··· Task inputs ···

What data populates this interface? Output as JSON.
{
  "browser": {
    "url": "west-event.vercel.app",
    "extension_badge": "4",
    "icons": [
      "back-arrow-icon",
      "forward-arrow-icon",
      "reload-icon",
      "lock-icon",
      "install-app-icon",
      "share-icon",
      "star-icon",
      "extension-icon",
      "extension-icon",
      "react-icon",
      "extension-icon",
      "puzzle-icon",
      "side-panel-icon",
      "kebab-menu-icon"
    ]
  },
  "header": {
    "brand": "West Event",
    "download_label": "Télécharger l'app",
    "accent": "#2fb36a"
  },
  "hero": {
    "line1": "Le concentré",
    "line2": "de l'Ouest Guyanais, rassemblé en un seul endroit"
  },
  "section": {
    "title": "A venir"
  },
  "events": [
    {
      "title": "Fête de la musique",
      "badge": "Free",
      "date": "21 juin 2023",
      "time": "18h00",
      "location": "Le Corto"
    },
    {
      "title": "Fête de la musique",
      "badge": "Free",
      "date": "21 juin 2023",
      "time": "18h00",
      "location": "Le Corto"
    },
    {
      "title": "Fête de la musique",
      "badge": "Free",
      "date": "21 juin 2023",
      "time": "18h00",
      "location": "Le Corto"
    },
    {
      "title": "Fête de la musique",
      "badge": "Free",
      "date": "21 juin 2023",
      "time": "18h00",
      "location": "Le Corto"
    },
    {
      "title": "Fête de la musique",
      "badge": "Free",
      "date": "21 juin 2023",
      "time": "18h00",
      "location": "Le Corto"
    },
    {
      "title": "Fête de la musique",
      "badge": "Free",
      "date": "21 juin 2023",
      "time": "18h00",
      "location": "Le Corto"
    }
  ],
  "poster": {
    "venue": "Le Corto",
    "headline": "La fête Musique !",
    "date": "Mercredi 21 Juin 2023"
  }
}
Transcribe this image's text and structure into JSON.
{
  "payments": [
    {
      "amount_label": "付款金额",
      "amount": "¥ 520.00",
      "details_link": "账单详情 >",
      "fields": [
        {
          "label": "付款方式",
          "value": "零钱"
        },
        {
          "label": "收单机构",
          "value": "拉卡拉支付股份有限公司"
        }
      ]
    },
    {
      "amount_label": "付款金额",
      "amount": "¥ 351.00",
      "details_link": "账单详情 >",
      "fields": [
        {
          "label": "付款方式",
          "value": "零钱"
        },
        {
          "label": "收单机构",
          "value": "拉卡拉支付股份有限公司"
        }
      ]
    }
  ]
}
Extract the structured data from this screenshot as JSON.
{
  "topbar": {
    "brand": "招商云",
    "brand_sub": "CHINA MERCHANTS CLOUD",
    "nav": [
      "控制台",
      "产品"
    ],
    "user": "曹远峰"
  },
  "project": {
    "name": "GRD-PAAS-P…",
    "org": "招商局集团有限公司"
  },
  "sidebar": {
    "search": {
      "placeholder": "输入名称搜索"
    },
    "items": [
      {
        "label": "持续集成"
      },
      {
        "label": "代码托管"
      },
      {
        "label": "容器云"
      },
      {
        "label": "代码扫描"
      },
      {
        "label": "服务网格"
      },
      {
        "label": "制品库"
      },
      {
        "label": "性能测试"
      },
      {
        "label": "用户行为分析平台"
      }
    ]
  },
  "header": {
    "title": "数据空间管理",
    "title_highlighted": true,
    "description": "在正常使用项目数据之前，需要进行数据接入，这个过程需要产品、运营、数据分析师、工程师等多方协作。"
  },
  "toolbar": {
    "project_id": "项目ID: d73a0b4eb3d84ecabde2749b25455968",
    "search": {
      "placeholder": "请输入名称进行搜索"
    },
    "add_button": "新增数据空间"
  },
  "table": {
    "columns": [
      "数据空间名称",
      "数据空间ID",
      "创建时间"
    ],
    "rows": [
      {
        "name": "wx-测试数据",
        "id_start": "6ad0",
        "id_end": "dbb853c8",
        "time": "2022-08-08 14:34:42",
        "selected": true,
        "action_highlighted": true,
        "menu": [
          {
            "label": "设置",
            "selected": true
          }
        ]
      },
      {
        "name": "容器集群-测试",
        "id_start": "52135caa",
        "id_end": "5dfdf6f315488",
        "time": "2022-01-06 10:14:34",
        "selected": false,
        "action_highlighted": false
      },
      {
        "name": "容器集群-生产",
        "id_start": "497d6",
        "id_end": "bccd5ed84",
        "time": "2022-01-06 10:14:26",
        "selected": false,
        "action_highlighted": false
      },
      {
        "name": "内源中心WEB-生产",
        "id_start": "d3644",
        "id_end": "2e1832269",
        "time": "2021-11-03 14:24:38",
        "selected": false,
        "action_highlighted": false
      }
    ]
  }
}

···

→ What is needed:
Copy all of the data exactly.

→ Result:
What data populates this interface? Output as JSON.
{
  "browser": {
    "url": "west-event.vercel.app",
    "extension_badge": "4",
    "icons": [
      "back-arrow-icon",
      "forward-arrow-icon",
      "reload-icon",
      "lock-icon",
      "install-app-icon",
      "share-icon",
      "star-icon",
      "extension-icon",
      "extension-icon",
      "react-icon",
      "extension-icon",
      "puzzle-icon",
      "side-panel-icon",
      "kebab-menu-icon"
    ]
  },
  "header": {
    "brand": "West Event",
    "download_label": "Télécharger l'app",
    "accent": "#2fb36a"
  },
  "hero": {
    "line1": "Le concentré",
    "line2": "de l'Ouest Guyanais, rassemblé en un seul endroit"
  },
  "section": {
    "title": "A venir"
  },
  "events": [
    {
      "title": "Fête de la musique",
      "badge": "Free",
      "date": "21 juin 2023",
      "time": "18h00",
      "location": "Le Corto"
    },
    {
      "title": "Fête de la musique",
      "badge": "Free",
      "date": "21 juin 2023",
      "time": "18h00",
      "location": "Le Corto"
    },
    {
      "title": "Fête de la musique",
      "badge": "Free",
      "date": "21 juin 2023",
      "time": "18h00",
      "location": "Le Corto"
    },
    {
      "title": "Fête de la musique",
      "badge": "Free",
      "date": "21 juin 2023",
      "time": "18h00",
      "location": "Le Corto"
    },
    {
      "title": "Fête de la musique",
      "badge": "Free",
      "date": "21 juin 2023",
      "time": "18h00",
      "location": "Le Corto"
    },
    {
      "title": "Fête de la musique",
      "badge": "Free",
      "date": "21 juin 2023",
      "time": "18h00",
      "location": "Le Corto"
    }
  ],
  "poster": {
    "venue": "Le Corto",
    "headline": "La fête Musique !",
    "date": "Mercredi 21 Juin 2023"
  }
}
Transcribe this image's text and structure into JSON.
{
  "payments": [
    {
      "amount_label": "付款金额",
      "amount": "¥ 520.00",
      "details_link": "账单详情 >",
      "fields": [
        {
          "label": "付款方式",
          "value": "零钱"
        },
        {
          "label": "收单机构",
          "value": "拉卡拉支付股份有限公司"
        }
      ]
    },
    {
      "amount_label": "付款金额",
      "amount": "¥ 351.00",
      "details_link": "账单详情 >",
      "fields": [
        {
          "label": "付款方式",
          "value": "零钱"
        },
        {
          "label": "收单机构",
          "value": "拉卡拉支付股份有限公司"
        }
      ]
    }
  ]
}
Extract the structured data from this screenshot as JSON.
{
  "topbar": {
    "brand": "招商云",
    "brand_sub": "CHINA MERCHANTS CLOUD",
    "nav": [
      "控制台",
      "产品"
    ],
    "user": "曹远峰"
  },
  "project": {
    "name": "GRD-PAAS-P…",
    "org": "招商局集团有限公司"
  },
  "sidebar": {
    "search": {
      "placeholder": "输入名称搜索"
    },
    "items": [
      {
        "label": "持续集成"
      },
      {
        "label": "代码托管"
      },
      {
        "label": "容器云"
      },
      {
        "label": "代码扫描"
      },
      {
        "label": "服务网格"
      },
      {
        "label": "制品库"
      },
      {
        "label": "性能测试"
      },
      {
        "label": "用户行为分析平台"
      }
    ]
  },
  "header": {
    "title": "数据空间管理",
    "title_highlighted": true,
    "description": "在正常使用项目数据之前，需要进行数据接入，这个过程需要产品、运营、数据分析师、工程师等多方协作。"
  },
  "toolbar": {
    "project_id": "项目ID: d73a0b4eb3d84ecabde2749b25455968",
    "search": {
      "placeholder": "请输入名称进行搜索"
    },
    "add_button": "新增数据空间"
  },
  "table": {
    "columns": [
      "数据空间名称",
      "数据空间ID",
      "创建时间"
    ],
    "rows": [
      {
        "name": "wx-测试数据",
        "id_start": "6ad0",
        "id_end": "dbb853c8",
        "time": "2022-08-08 14:34:42",
        "selected": true,
        "action_highlighted": true,
        "menu": [
          {
            "label": "设置",
            "selected": true
          }
        ]
      },
      {
        "name": "容器集群-测试",
        "id_start": "52135caa",
        "id_end": "5dfdf6f315488",
        "time": "2022-01-06 10:14:34",
        "selected": false,
        "action_highlighted": false
      },
      {
        "name": "容器集群-生产",
        "id_start": "497d6",
        "id_end": "bccd5ed84",
        "time": "2022-01-06 10:14:26",
        "selected": false,
        "action_highlighted": false
      },
      {
        "name": "内源中心WEB-生产",
        "id_start": "d3644",
        "id_end": "2e1832269",
        "time": "2021-11-03 14:24:38",
        "selected": false,
        "action_highlighted": false
      }
    ]
  }
}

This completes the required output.